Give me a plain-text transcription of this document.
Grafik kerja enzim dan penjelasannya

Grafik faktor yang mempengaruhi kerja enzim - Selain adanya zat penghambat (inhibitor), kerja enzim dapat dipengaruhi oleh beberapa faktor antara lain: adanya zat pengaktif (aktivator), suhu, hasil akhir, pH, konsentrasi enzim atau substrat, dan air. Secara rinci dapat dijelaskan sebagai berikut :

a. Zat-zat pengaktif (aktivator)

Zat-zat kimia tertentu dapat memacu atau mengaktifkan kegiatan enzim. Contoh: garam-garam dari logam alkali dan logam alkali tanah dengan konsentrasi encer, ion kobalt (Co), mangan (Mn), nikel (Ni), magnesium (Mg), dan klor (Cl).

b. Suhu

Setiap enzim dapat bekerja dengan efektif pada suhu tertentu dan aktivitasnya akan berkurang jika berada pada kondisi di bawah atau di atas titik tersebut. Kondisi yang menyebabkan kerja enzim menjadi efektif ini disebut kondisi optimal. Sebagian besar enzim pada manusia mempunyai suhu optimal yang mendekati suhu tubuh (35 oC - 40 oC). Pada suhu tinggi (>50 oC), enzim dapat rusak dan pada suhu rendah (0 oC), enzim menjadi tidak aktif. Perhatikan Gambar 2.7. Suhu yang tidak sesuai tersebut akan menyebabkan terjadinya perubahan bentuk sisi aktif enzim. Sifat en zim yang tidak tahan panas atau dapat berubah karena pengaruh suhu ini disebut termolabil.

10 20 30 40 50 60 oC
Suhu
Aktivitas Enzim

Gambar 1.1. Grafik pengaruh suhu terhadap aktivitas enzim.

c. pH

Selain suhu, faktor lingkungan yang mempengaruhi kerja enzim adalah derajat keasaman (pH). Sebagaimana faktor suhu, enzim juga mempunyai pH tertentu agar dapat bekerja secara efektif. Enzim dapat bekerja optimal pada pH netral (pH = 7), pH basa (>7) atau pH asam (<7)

= = = = =

TASK
Select every line in the records above that contains the word "konsentrasi".

EXPECTED ANSWER
Grafik faktor yang mempengaruhi kerja enzim - Selain adanya zat penghambat (inhibitor), kerja enzim dapat dipengaruhi oleh beberapa faktor antara lain: adanya zat pengaktif (aktivator), suhu, hasil akhir, pH, konsentrasi enzim atau substrat, dan air. Secara rinci dapat dijelaskan sebagai berikut :
Zat-zat kimia tertentu dapat memacu atau mengaktifkan kegiatan enzim. Contoh: garam-garam dari logam alkali dan logam alkali tanah dengan konsentrasi encer, ion kobalt (Co), mangan (Mn), nikel (Ni), magnesium (Mg), dan klor (Cl).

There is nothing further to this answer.